* [Goal of the exercise]
Sort through the entries below and pull out lines containing the word "temperature".

* [Task data]

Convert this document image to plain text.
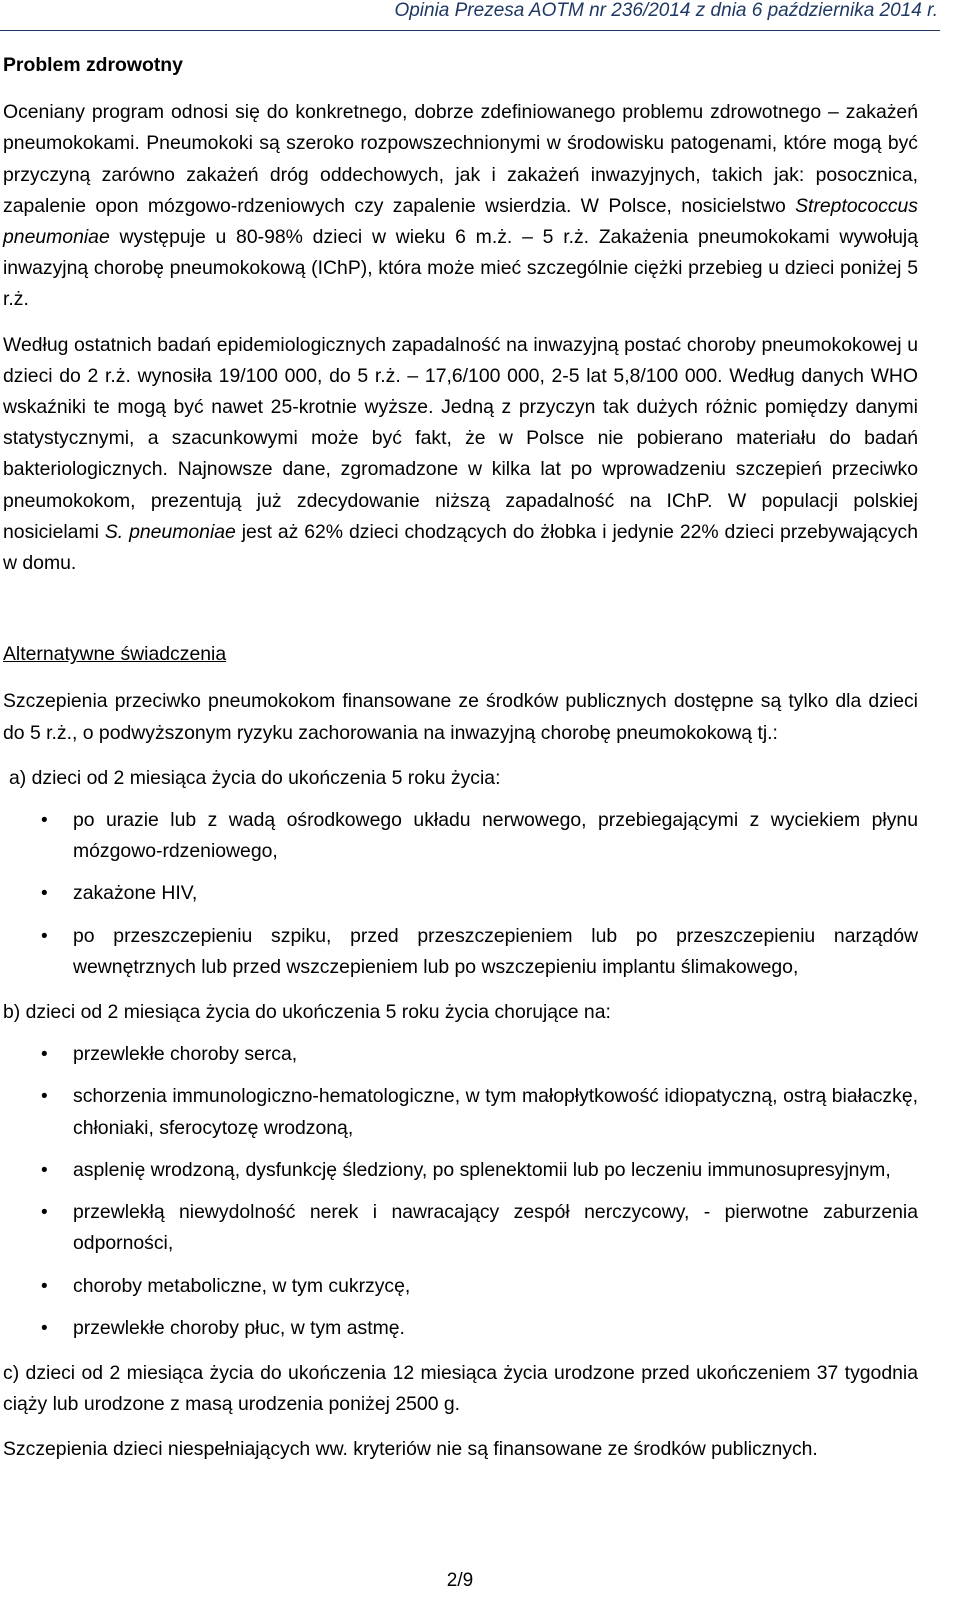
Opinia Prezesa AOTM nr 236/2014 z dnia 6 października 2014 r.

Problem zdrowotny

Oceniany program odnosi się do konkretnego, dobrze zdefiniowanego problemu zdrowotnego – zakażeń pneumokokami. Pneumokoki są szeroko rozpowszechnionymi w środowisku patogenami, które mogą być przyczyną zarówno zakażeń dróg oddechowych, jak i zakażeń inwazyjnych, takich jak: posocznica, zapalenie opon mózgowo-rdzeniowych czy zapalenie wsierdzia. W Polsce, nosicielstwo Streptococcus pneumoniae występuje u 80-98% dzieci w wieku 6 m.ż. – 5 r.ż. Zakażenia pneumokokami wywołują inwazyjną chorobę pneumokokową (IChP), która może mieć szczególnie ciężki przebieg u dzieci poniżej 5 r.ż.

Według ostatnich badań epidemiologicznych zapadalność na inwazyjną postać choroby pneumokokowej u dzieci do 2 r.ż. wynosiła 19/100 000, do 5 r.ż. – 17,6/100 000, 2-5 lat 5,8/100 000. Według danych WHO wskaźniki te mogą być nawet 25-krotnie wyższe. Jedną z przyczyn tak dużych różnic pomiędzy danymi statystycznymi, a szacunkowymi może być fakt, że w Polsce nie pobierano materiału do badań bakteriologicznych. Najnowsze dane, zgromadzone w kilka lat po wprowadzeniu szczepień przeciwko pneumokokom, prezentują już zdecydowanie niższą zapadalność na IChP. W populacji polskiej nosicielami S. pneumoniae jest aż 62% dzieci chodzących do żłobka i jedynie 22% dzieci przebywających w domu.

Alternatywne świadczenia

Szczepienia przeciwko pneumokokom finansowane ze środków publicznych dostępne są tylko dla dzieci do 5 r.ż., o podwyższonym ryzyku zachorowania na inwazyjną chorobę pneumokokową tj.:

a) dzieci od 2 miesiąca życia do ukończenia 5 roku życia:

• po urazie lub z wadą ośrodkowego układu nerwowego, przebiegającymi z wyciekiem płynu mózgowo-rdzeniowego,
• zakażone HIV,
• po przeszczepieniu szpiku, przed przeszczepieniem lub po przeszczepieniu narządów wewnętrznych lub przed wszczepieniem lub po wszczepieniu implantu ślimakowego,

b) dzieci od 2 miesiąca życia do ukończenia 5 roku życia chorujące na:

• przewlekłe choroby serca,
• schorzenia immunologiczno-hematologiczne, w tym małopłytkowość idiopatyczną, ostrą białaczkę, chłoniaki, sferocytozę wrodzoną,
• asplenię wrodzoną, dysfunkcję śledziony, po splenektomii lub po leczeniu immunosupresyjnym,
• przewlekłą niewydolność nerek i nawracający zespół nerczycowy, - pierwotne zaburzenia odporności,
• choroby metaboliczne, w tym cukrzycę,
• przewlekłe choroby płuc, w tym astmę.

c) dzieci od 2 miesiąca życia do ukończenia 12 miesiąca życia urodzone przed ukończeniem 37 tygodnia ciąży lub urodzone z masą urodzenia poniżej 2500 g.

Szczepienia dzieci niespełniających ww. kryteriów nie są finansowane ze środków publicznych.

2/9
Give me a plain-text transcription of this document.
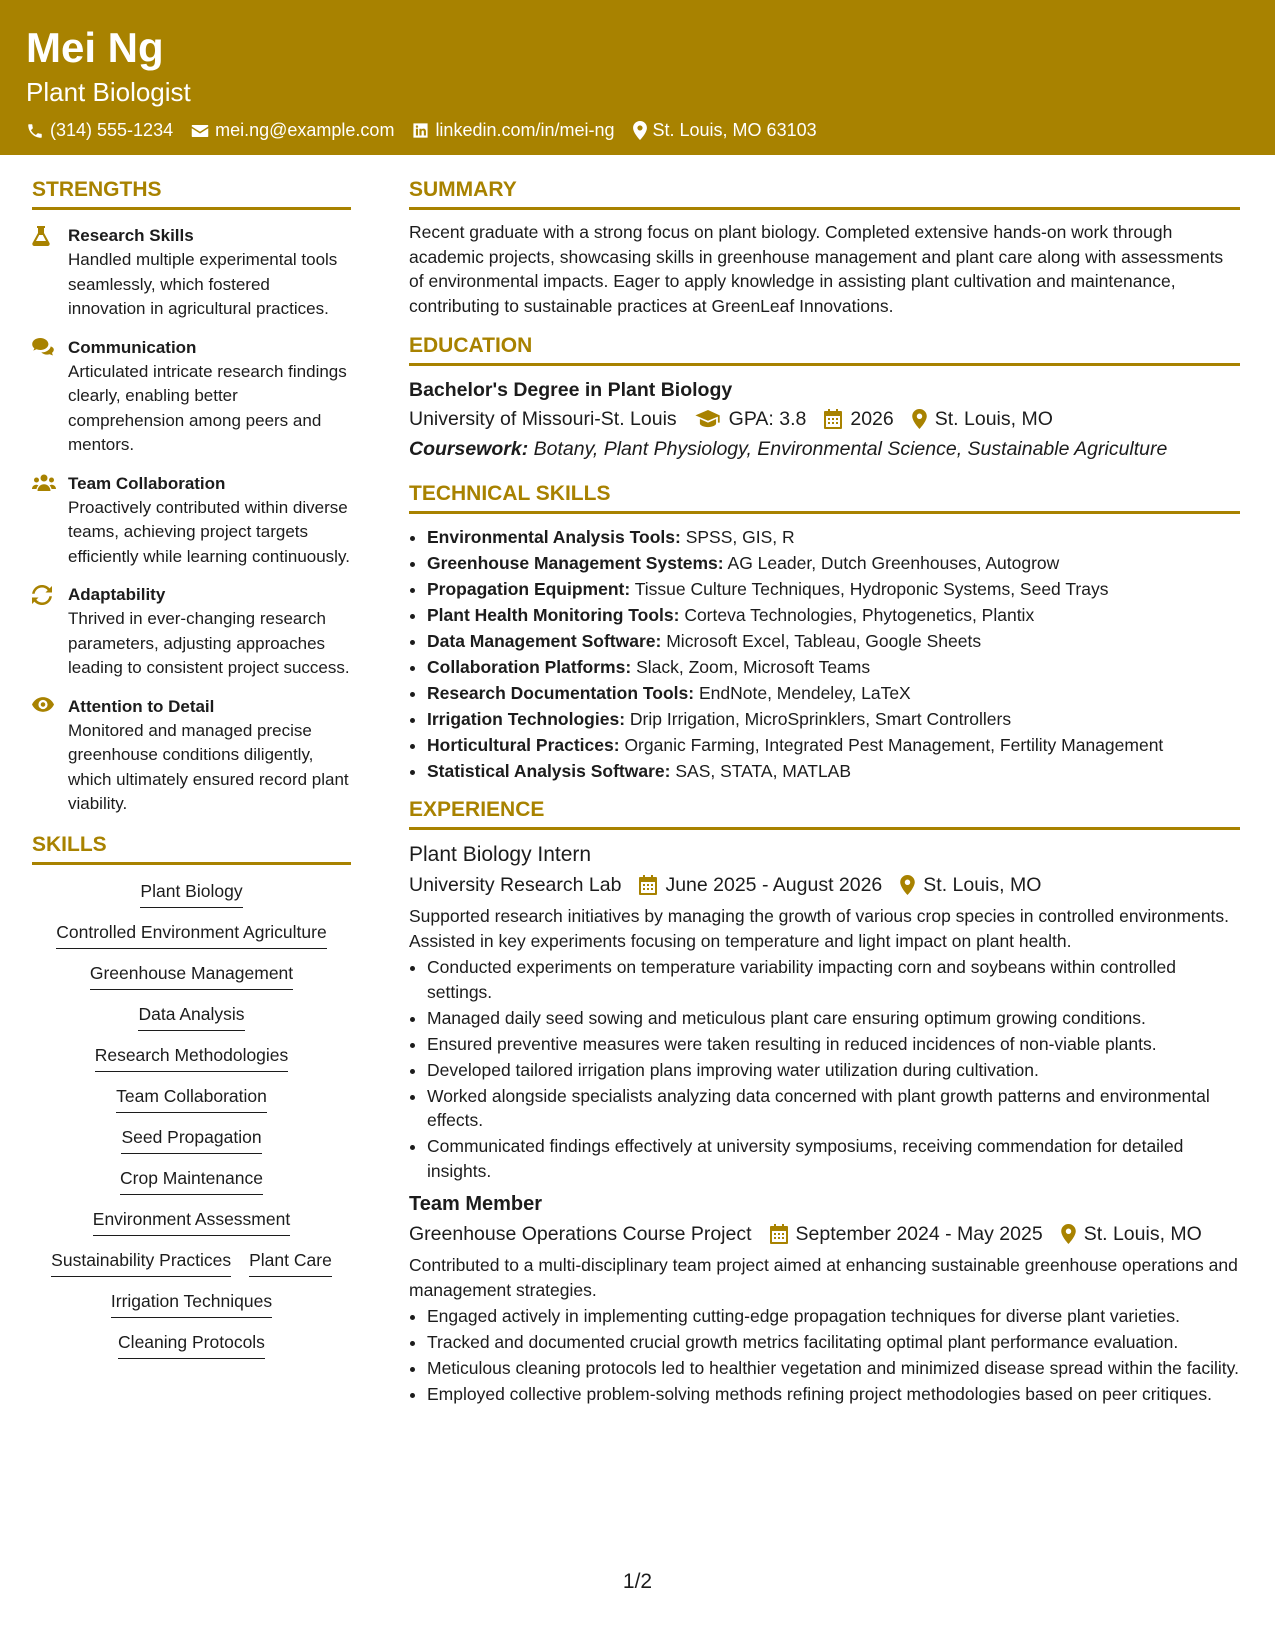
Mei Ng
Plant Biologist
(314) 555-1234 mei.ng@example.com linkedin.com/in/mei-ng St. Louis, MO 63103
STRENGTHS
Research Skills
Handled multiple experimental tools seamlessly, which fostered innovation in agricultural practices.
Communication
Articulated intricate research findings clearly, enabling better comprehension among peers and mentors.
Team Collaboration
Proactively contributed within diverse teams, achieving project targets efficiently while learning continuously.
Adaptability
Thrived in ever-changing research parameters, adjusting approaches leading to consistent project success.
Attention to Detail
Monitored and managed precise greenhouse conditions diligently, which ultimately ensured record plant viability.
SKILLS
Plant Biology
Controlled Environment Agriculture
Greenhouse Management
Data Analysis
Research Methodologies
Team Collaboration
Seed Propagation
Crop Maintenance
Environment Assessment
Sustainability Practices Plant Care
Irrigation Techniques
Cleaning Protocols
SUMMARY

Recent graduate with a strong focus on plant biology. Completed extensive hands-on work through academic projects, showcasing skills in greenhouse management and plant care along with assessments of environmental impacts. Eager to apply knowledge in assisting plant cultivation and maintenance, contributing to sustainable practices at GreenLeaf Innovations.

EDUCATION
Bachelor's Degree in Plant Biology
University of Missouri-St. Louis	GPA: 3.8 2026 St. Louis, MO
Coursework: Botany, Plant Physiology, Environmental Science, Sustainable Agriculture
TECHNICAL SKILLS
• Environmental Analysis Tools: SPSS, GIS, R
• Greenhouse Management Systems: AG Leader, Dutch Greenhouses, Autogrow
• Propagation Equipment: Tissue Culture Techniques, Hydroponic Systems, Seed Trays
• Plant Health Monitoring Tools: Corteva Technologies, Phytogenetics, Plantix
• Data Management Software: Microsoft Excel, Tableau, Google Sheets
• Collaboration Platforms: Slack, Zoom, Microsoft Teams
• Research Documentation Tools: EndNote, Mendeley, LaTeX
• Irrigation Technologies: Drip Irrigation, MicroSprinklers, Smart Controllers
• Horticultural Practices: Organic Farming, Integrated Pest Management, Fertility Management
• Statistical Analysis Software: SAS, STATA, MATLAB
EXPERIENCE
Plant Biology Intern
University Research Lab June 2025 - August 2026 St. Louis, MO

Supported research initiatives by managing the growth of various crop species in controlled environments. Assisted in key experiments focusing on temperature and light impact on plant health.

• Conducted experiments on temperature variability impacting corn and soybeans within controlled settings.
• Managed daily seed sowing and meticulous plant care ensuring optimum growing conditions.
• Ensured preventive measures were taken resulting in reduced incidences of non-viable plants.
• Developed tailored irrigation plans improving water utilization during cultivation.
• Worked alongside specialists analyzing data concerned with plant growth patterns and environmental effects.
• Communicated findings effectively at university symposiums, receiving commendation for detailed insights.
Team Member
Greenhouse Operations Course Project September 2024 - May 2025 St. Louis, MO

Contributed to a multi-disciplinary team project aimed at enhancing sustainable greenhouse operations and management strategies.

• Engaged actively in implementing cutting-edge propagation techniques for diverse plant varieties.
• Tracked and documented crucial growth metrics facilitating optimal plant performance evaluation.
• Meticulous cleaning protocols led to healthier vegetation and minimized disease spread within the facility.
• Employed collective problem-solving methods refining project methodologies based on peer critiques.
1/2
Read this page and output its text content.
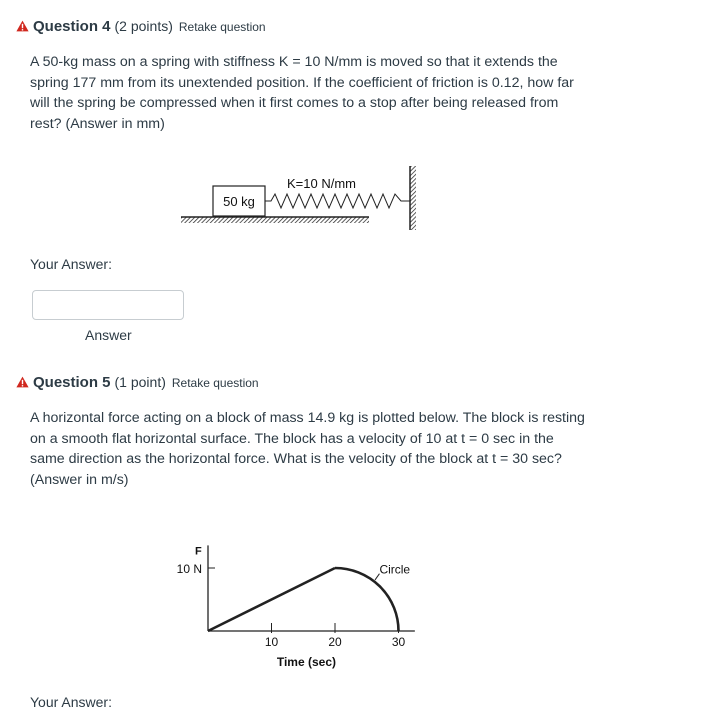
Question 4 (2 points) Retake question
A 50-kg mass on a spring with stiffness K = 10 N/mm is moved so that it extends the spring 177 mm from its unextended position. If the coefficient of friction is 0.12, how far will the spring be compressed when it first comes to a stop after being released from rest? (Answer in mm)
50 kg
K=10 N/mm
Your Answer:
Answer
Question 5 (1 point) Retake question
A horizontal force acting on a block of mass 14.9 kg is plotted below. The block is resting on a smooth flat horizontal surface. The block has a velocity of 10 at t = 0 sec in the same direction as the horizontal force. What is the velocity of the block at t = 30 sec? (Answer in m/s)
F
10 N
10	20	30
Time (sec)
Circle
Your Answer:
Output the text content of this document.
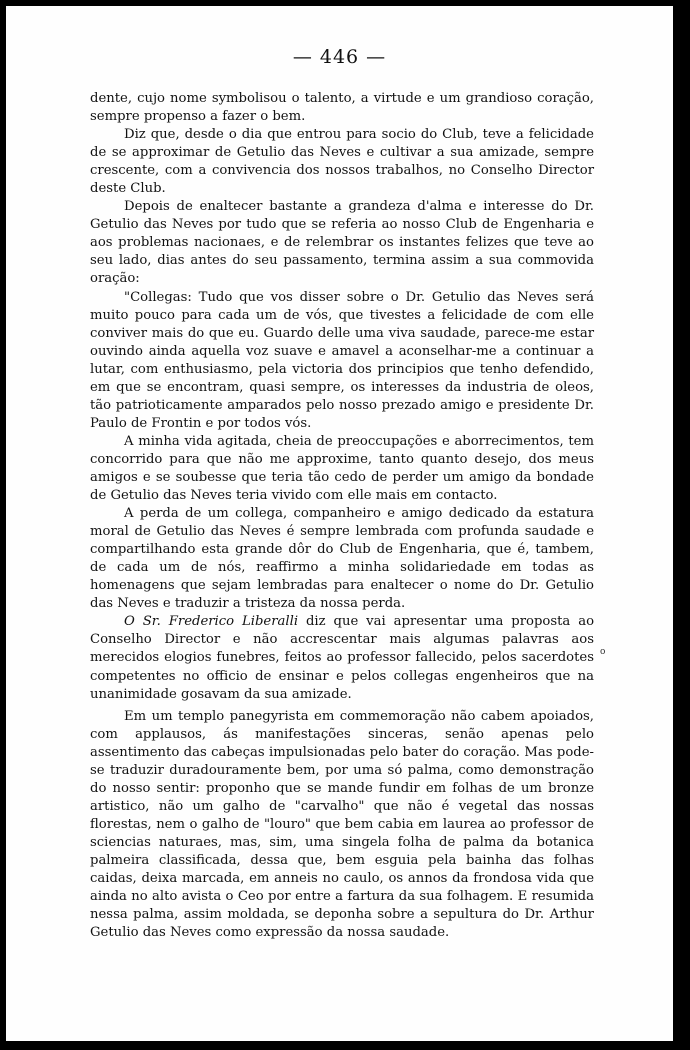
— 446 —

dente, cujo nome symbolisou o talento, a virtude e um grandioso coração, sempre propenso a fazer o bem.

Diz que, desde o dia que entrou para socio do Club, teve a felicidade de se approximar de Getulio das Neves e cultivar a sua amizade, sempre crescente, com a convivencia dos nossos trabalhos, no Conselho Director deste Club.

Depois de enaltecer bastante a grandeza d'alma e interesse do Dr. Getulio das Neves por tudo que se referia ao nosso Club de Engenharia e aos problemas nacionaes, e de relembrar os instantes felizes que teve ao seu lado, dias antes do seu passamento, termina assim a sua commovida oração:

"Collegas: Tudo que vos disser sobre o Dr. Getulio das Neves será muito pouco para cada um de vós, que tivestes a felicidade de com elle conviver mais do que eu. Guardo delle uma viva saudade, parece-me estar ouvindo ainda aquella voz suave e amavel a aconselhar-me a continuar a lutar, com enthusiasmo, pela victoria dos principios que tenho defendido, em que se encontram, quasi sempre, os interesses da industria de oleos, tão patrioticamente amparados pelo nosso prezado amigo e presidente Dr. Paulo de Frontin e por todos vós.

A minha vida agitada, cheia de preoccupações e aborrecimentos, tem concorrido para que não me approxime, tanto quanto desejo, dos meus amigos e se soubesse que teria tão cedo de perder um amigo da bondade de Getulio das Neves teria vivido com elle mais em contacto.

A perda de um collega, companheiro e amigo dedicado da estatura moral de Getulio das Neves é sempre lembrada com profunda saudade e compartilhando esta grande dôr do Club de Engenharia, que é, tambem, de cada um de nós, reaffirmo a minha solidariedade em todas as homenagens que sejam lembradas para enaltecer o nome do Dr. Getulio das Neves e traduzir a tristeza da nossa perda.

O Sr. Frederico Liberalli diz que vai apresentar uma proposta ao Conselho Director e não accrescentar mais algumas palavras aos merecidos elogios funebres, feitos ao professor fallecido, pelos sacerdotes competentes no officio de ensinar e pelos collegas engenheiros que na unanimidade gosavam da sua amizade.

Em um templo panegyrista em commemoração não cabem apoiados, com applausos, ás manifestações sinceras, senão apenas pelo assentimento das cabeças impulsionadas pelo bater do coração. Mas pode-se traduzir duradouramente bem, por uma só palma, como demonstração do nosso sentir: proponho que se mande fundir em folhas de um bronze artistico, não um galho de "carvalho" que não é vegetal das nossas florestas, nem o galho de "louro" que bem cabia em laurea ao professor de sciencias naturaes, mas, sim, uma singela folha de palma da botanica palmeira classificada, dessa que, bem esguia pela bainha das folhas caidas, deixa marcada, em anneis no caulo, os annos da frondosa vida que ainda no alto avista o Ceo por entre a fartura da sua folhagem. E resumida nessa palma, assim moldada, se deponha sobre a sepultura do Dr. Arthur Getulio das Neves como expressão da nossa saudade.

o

* [Correct answer]
Supported research initiatives by managing the growth of various crop species in controlled environments. Assisted in key experiments focusing on temperature and light impact on plant health.
• Conducted experiments on temperature variability impacting corn and soybeans within controlled settings.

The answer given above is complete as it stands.